— start —

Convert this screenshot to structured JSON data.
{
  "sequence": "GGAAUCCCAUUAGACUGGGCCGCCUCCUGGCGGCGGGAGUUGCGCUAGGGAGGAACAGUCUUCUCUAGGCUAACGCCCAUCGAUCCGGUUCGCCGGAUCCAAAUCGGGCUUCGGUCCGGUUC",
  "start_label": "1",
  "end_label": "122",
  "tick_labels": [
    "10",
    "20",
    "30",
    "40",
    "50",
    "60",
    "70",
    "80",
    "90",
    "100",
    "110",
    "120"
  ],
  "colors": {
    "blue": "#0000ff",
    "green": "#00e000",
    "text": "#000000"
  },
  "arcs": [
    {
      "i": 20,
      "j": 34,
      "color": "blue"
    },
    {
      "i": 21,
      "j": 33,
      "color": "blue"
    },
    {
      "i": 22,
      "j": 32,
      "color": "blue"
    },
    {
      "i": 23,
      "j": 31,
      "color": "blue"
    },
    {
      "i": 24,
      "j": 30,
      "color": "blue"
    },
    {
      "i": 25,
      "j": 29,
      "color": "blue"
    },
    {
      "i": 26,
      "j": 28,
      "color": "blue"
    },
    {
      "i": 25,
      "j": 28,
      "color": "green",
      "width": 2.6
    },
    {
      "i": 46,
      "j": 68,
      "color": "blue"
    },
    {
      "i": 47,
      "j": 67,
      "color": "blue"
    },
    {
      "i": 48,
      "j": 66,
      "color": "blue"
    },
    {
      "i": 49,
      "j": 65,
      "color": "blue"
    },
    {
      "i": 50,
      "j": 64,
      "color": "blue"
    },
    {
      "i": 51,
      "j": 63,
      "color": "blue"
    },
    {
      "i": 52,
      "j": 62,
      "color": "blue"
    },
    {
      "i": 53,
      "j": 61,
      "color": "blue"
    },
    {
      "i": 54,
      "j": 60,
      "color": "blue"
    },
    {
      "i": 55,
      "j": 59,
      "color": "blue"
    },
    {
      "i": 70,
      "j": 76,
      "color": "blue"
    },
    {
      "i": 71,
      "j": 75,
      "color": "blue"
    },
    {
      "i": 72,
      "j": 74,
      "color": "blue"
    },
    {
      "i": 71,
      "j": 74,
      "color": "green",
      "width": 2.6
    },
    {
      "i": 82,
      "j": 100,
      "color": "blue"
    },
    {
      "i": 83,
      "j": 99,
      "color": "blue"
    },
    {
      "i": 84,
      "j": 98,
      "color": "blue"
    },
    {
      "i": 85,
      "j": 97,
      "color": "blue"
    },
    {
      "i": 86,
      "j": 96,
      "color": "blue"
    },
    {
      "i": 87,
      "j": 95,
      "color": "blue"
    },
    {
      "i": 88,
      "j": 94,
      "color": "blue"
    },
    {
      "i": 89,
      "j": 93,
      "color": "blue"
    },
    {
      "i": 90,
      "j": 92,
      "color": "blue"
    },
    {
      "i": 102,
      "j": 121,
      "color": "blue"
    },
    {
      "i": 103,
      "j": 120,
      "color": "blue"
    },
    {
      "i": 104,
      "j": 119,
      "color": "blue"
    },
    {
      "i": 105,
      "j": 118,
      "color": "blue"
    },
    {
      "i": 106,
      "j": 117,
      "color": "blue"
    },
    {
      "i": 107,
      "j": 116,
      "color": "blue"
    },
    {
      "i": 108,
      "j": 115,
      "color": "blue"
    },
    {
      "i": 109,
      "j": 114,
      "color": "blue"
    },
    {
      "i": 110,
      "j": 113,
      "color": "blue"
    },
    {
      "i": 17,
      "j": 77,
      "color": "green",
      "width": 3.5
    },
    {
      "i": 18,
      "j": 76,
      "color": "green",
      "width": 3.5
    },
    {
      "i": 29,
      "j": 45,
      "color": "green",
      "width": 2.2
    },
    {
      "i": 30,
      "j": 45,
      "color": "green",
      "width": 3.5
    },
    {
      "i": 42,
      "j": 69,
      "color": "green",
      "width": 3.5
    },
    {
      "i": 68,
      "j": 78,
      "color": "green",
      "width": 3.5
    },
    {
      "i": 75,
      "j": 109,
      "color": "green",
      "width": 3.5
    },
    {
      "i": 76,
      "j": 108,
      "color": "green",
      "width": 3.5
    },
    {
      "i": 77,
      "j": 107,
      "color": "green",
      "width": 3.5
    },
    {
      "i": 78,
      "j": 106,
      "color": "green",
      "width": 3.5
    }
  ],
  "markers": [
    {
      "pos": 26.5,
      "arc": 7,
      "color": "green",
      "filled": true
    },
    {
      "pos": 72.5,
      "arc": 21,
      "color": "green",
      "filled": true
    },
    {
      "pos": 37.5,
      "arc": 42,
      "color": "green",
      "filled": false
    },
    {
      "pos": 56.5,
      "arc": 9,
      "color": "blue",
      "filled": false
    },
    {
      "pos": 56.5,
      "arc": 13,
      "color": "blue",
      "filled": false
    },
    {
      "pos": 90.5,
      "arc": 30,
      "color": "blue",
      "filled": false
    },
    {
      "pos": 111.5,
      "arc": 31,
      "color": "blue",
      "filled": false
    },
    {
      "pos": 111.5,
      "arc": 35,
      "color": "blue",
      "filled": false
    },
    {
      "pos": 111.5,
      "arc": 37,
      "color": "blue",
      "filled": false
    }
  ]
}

— end —

### To be done
Write out the listing once more, matching it exactly.

### The result
Convert this screenshot to structured JSON data.
{
  "sequence": "GGAAUCCCAUUAGACUGGGCCGCCUCCUGGCGGCGGGAGUUGCGCUAGGGAGGAACAGUCUUCUCUAGGCUAACGCCCAUCGAUCCGGUUCGCCGGAUCCAAAUCGGGCUUCGGUCCGGUUC",
  "start_label": "1",
  "end_label": "122",
  "tick_labels": [
    "10",
    "20",
    "30",
    "40",
    "50",
    "60",
    "70",
    "80",
    "90",
    "100",
    "110",
    "120"
  ],
  "colors": {
    "blue": "#0000ff",
    "green": "#00e000",
    "text": "#000000"
  },
  "arcs": [
    {
      "i": 20,
      "j": 34,
      "color": "blue"
    },
    {
      "i": 21,
      "j": 33,
      "color": "blue"
    },
    {
      "i": 22,
      "j": 32,
      "color": "blue"
    },
    {
      "i": 23,
      "j": 31,
      "color": "blue"
    },
    {
      "i": 24,
      "j": 30,
      "color": "blue"
    },
    {
      "i": 25,
      "j": 29,
      "color": "blue"
    },
    {
      "i": 26,
      "j": 28,
      "color": "blue"
    },
    {
      "i": 25,
      "j": 28,
      "color": "green",
      "width": 2.6
    },
    {
      "i": 46,
      "j": 68,
      "color": "blue"
    },
    {
      "i": 47,
      "j": 67,
      "color": "blue"
    },
    {
      "i": 48,
      "j": 66,
      "color": "blue"
    },
    {
      "i": 49,
      "j": 65,
      "color": "blue"
    },
    {
      "i": 50,
      "j": 64,
      "color": "blue"
    },
    {
      "i": 51,
      "j": 63,
      "color": "blue"
    },
    {
      "i": 52,
      "j": 62,
      "color": "blue"
    },
    {
      "i": 53,
      "j": 61,
      "color": "blue"
    },
    {
      "i": 54,
      "j": 60,
      "color": "blue"
    },
    {
      "i": 55,
      "j": 59,
      "color": "blue"
    },
    {
      "i": 70,
      "j": 76,
      "color": "blue"
    },
    {
      "i": 71,
      "j": 75,
      "color": "blue"
    },
    {
      "i": 72,
      "j": 74,
      "color": "blue"
    },
    {
      "i": 71,
      "j": 74,
      "color": "green",
      "width": 2.6
    },
    {
      "i": 82,
      "j": 100,
      "color": "blue"
    },
    {
      "i": 83,
      "j": 99,
      "color": "blue"
    },
    {
      "i": 84,
      "j": 98,
      "color": "blue"
    },
    {
      "i": 85,
      "j": 97,
      "color": "blue"
    },
    {
      "i": 86,
      "j": 96,
      "color": "blue"
    },
    {
      "i": 87,
      "j": 95,
      "color": "blue"
    },
    {
      "i": 88,
      "j": 94,
      "color": "blue"
    },
    {
      "i": 89,
      "j": 93,
      "color": "blue"
    },
    {
      "i": 90,
      "j": 92,
      "color": "blue"
    },
    {
      "i": 102,
      "j": 121,
      "color": "blue"
    },
    {
      "i": 103,
      "j": 120,
      "color": "blue"
    },
    {
      "i": 104,
      "j": 119,
      "color": "blue"
    },
    {
      "i": 105,
      "j": 118,
      "color": "blue"
    },
    {
      "i": 106,
      "j": 117,
      "color": "blue"
    },
    {
      "i": 107,
      "j": 116,
      "color": "blue"
    },
    {
      "i": 108,
      "j": 115,
      "color": "blue"
    },
    {
      "i": 109,
      "j": 114,
      "color": "blue"
    },
    {
      "i": 110,
      "j": 113,
      "color": "blue"
    },
    {
      "i": 17,
      "j": 77,
      "color": "green",
      "width": 3.5
    },
    {
      "i": 18,
      "j": 76,
      "color": "green",
      "width": 3.5
    },
    {
      "i": 29,
      "j": 45,
      "color": "green",
      "width": 2.2
    },
    {
      "i": 30,
      "j": 45,
      "color": "green",
      "width": 3.5
    },
    {
      "i": 42,
      "j": 69,
      "color": "green",
      "width": 3.5
    },
    {
      "i": 68,
      "j": 78,
      "color": "green",
      "width": 3.5
    },
    {
      "i": 75,
      "j": 109,
      "color": "green",
      "width": 3.5
    },
    {
      "i": 76,
      "j": 108,
      "color": "green",
      "width": 3.5
    },
    {
      "i": 77,
      "j": 107,
      "color": "green",
      "width": 3.5
    },
    {
      "i": 78,
      "j": 106,
      "color": "green",
      "width": 3.5
    }
  ],
  "markers": [
    {
      "pos": 26.5,
      "arc": 7,
      "color": "green",
      "filled": true
    },
    {
      "pos": 72.5,
      "arc": 21,
      "color": "green",
      "filled": true
    },
    {
      "pos": 37.5,
      "arc": 42,
      "color": "green",
      "filled": false
    },
    {
      "pos": 56.5,
      "arc": 9,
      "color": "blue",
      "filled": false
    },
    {
      "pos": 56.5,
      "arc": 13,
      "color": "blue",
      "filled": false
    },
    {
      "pos": 90.5,
      "arc": 30,
      "color": "blue",
      "filled": false
    },
    {
      "pos": 111.5,
      "arc": 31,
      "color": "blue",
      "filled": false
    },
    {
      "pos": 111.5,
      "arc": 35,
      "color": "blue",
      "filled": false
    },
    {
      "pos": 111.5,
      "arc": 37,
      "color": "blue",
      "filled": false
    }
  ]
}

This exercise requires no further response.